What is asked -
Copy out this listing line for line, keeping every word and number unchanged.

Given data -
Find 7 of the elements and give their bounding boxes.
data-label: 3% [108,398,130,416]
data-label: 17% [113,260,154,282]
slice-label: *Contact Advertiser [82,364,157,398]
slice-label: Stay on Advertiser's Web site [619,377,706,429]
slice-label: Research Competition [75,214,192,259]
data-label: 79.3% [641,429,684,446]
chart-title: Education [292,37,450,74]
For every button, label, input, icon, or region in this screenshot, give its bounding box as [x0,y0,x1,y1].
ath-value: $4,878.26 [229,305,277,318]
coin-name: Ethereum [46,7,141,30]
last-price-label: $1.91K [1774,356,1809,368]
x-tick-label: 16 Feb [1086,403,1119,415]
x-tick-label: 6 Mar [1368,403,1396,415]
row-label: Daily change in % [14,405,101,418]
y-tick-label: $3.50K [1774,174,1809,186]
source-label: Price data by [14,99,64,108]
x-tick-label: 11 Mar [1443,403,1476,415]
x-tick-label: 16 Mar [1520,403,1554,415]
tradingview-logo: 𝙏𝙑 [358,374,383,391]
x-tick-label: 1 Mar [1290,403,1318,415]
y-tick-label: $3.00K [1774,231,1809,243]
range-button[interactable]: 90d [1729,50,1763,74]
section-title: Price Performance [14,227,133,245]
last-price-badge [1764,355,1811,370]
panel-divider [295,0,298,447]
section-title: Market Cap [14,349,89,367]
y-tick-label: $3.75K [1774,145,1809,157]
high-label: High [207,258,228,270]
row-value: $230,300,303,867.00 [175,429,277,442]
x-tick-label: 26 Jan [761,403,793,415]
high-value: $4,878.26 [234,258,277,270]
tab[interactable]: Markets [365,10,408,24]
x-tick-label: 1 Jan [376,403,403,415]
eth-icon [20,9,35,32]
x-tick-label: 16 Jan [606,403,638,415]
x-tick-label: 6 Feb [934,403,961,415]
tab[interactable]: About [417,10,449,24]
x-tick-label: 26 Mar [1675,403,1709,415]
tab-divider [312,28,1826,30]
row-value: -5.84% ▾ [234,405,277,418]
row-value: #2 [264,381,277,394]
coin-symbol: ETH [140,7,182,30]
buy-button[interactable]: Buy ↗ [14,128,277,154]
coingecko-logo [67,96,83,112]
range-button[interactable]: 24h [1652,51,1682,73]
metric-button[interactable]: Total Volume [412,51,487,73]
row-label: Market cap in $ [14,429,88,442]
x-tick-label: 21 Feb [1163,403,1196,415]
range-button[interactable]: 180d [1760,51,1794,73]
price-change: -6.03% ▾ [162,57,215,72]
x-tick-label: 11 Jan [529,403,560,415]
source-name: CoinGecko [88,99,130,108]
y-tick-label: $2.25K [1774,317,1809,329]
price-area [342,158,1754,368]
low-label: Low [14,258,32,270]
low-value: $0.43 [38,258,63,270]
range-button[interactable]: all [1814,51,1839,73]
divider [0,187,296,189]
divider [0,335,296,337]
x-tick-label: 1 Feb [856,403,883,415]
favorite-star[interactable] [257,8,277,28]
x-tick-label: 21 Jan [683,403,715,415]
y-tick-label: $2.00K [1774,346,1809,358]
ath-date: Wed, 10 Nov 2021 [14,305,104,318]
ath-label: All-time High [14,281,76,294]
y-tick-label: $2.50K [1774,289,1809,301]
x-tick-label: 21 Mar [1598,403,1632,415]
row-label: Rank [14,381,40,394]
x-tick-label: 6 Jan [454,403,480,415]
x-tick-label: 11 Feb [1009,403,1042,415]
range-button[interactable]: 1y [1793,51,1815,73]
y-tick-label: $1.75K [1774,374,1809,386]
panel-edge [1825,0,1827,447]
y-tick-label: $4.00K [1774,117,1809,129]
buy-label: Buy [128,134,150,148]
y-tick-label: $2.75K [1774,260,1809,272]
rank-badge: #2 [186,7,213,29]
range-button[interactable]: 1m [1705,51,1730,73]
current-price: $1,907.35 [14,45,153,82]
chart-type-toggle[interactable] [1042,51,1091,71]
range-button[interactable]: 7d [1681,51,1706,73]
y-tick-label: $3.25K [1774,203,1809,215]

Response for this exercise -
Find 7 of the elements and give their bounding boxes.
data-label: 3% [108,398,130,416]
data-label: 17% [113,260,154,282]
slice-label: *Contact Advertiser [82,364,157,398]
slice-label: Stay on Advertiser's Web site [619,377,706,429]
slice-label: Research Competition [75,214,192,259]
data-label: 79.3% [641,429,684,446]
chart-title: Education [292,37,450,74]
For every button, label, input, icon, or region in this screenshot, give its bounding box as [x0,y0,x1,y1].
ath-value: $4,878.26 [229,305,277,318]
coin-name: Ethereum [46,7,141,30]
last-price-label: $1.91K [1774,356,1809,368]
x-tick-label: 16 Feb [1086,403,1119,415]
x-tick-label: 6 Mar [1368,403,1396,415]
row-label: Daily change in % [14,405,101,418]
y-tick-label: $3.50K [1774,174,1809,186]
source-label: Price data by [14,99,64,108]
x-tick-label: 11 Mar [1443,403,1476,415]
x-tick-label: 16 Mar [1520,403,1554,415]
tradingview-logo: 𝙏𝙑 [358,374,383,391]
x-tick-label: 1 Mar [1290,403,1318,415]
y-tick-label: $3.00K [1774,231,1809,243]
range-button[interactable]: 90d [1729,50,1763,74]
section-title: Price Performance [14,227,133,245]
last-price-badge [1764,355,1811,370]
panel-divider [295,0,298,447]
section-title: Market Cap [14,349,89,367]
y-tick-label: $3.75K [1774,145,1809,157]
high-label: High [207,258,228,270]
row-value: $230,300,303,867.00 [175,429,277,442]
x-tick-label: 26 Jan [761,403,793,415]
high-value: $4,878.26 [234,258,277,270]
tab[interactable]: Markets [365,10,408,24]
x-tick-label: 1 Jan [376,403,403,415]
eth-icon [20,9,35,32]
x-tick-label: 16 Jan [606,403,638,415]
x-tick-label: 6 Feb [934,403,961,415]
tab[interactable]: About [417,10,449,24]
x-tick-label: 26 Mar [1675,403,1709,415]
tab-divider [312,28,1826,30]
row-value: -5.84% ▾ [234,405,277,418]
row-value: #2 [264,381,277,394]
coin-symbol: ETH [140,7,182,30]
buy-button[interactable]: Buy ↗ [14,128,277,154]
coingecko-logo [67,96,83,112]
range-button[interactable]: 24h [1652,51,1682,73]
metric-button[interactable]: Total Volume [412,51,487,73]
row-label: Market cap in $ [14,429,88,442]
x-tick-label: 21 Feb [1163,403,1196,415]
range-button[interactable]: 180d [1760,51,1794,73]
price-change: -6.03% ▾ [162,57,215,72]
x-tick-label: 11 Jan [529,403,560,415]
source-name: CoinGecko [88,99,130,108]
y-tick-label: $2.25K [1774,317,1809,329]
price-area [342,158,1754,368]
low-label: Low [14,258,32,270]
low-value: $0.43 [38,258,63,270]
range-button[interactable]: all [1814,51,1839,73]
divider [0,187,296,189]
divider [0,335,296,337]
x-tick-label: 1 Feb [856,403,883,415]
favorite-star[interactable] [257,8,277,28]
x-tick-label: 21 Jan [683,403,715,415]
y-tick-label: $2.00K [1774,346,1809,358]
ath-date: Wed, 10 Nov 2021 [14,305,104,318]
ath-label: All-time High [14,281,76,294]
y-tick-label: $2.50K [1774,289,1809,301]
x-tick-label: 21 Mar [1598,403,1632,415]
row-label: Rank [14,381,40,394]
x-tick-label: 6 Jan [454,403,480,415]
x-tick-label: 11 Feb [1009,403,1042,415]
range-button[interactable]: 1y [1793,51,1815,73]
y-tick-label: $1.75K [1774,374,1809,386]
panel-edge [1825,0,1827,447]
y-tick-label: $4.00K [1774,117,1809,129]
buy-label: Buy [128,134,150,148]
y-tick-label: $2.75K [1774,260,1809,272]
rank-badge: #2 [186,7,213,29]
range-button[interactable]: 1m [1705,51,1730,73]
current-price: $1,907.35 [14,45,153,82]
chart-type-toggle[interactable] [1042,51,1091,71]
range-button[interactable]: 7d [1681,51,1706,73]
y-tick-label: $3.25K [1774,203,1809,215]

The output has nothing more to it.